> The task
Transcribe the material in full. Nothing should differ except that the pictures are left out.

___ Listing

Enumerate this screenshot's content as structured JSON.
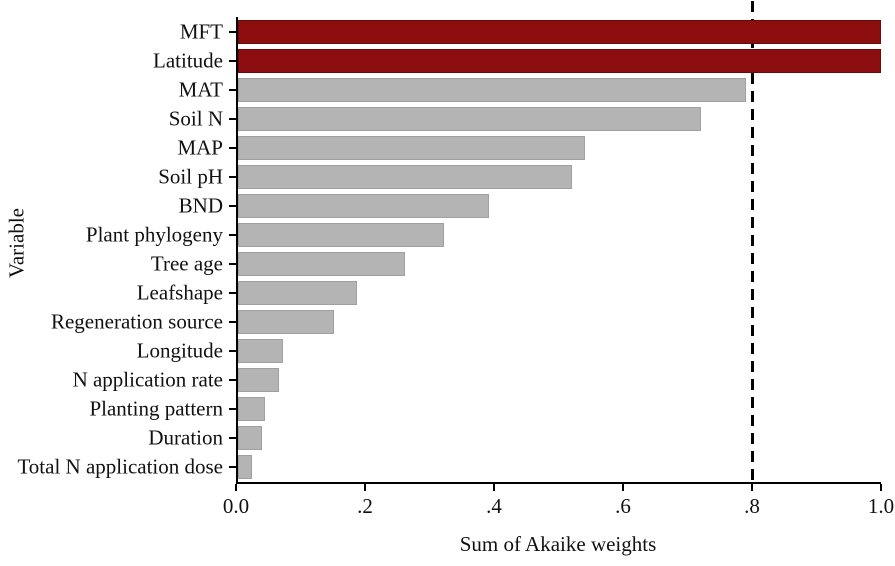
{
  "chart_data": {
    "type": "bar",
    "orientation": "horizontal",
    "title": "",
    "xlabel": "Sum of Akaike weights",
    "ylabel": "Variable",
    "xlim": [
      0,
      1.0
    ],
    "grid": false,
    "legend": false,
    "categories": [
      "MFT",
      "Latitude",
      "MAT",
      "Soil N",
      "MAP",
      "Soil pH",
      "BND",
      "Plant phylogeny",
      "Tree age",
      "Leafshape",
      "Regeneration source",
      "Longitude",
      "N application rate",
      "Planting pattern",
      "Duration",
      "Total N application dose"
    ],
    "values": [
      1.0,
      1.0,
      0.79,
      0.72,
      0.54,
      0.52,
      0.39,
      0.32,
      0.26,
      0.185,
      0.15,
      0.07,
      0.063,
      0.042,
      0.037,
      0.022
    ],
    "bar_colors": [
      "#8B0D0D",
      "#8B0D0D",
      "#B4B4B4",
      "#B4B4B4",
      "#B4B4B4",
      "#B4B4B4",
      "#B4B4B4",
      "#B4B4B4",
      "#B4B4B4",
      "#B4B4B4",
      "#B4B4B4",
      "#B4B4B4",
      "#B4B4B4",
      "#B4B4B4",
      "#B4B4B4",
      "#B4B4B4"
    ],
    "xticks": [
      {
        "value": 0.0,
        "label": "0.0"
      },
      {
        "value": 0.2,
        "label": ".2"
      },
      {
        "value": 0.4,
        "label": ".4"
      },
      {
        "value": 0.6,
        "label": ".6"
      },
      {
        "value": 0.8,
        "label": ".8"
      },
      {
        "value": 1.0,
        "label": "1.0"
      }
    ],
    "reference_line": {
      "value": 0.8,
      "style": "dashed",
      "color": "#000000"
    },
    "colors": {
      "highlight": "#8B0D0D",
      "highlight_border": "#6B0A0A",
      "default": "#B4B4B4",
      "default_border": "#A0A0A0",
      "axis": "#000000",
      "background": "#FFFFFF"
    }
  }
}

______

> Answer to the task
Enumerate this screenshot's content as structured JSON.
{
  "chart_data": {
    "type": "bar",
    "orientation": "horizontal",
    "title": "",
    "xlabel": "Sum of Akaike weights",
    "ylabel": "Variable",
    "xlim": [
      0,
      1.0
    ],
    "grid": false,
    "legend": false,
    "categories": [
      "MFT",
      "Latitude",
      "MAT",
      "Soil N",
      "MAP",
      "Soil pH",
      "BND",
      "Plant phylogeny",
      "Tree age",
      "Leafshape",
      "Regeneration source",
      "Longitude",
      "N application rate",
      "Planting pattern",
      "Duration",
      "Total N application dose"
    ],
    "values": [
      1.0,
      1.0,
      0.79,
      0.72,
      0.54,
      0.52,
      0.39,
      0.32,
      0.26,
      0.185,
      0.15,
      0.07,
      0.063,
      0.042,
      0.037,
      0.022
    ],
    "bar_colors": [
      "#8B0D0D",
      "#8B0D0D",
      "#B4B4B4",
      "#B4B4B4",
      "#B4B4B4",
      "#B4B4B4",
      "#B4B4B4",
      "#B4B4B4",
      "#B4B4B4",
      "#B4B4B4",
      "#B4B4B4",
      "#B4B4B4",
      "#B4B4B4",
      "#B4B4B4",
      "#B4B4B4",
      "#B4B4B4"
    ],
    "xticks": [
      {
        "value": 0.0,
        "label": "0.0"
      },
      {
        "value": 0.2,
        "label": ".2"
      },
      {
        "value": 0.4,
        "label": ".4"
      },
      {
        "value": 0.6,
        "label": ".6"
      },
      {
        "value": 0.8,
        "label": ".8"
      },
      {
        "value": 1.0,
        "label": "1.0"
      }
    ],
    "reference_line": {
      "value": 0.8,
      "style": "dashed",
      "color": "#000000"
    },
    "colors": {
      "highlight": "#8B0D0D",
      "highlight_border": "#6B0A0A",
      "default": "#B4B4B4",
      "default_border": "#A0A0A0",
      "axis": "#000000",
      "background": "#FFFFFF"
    }
  }
}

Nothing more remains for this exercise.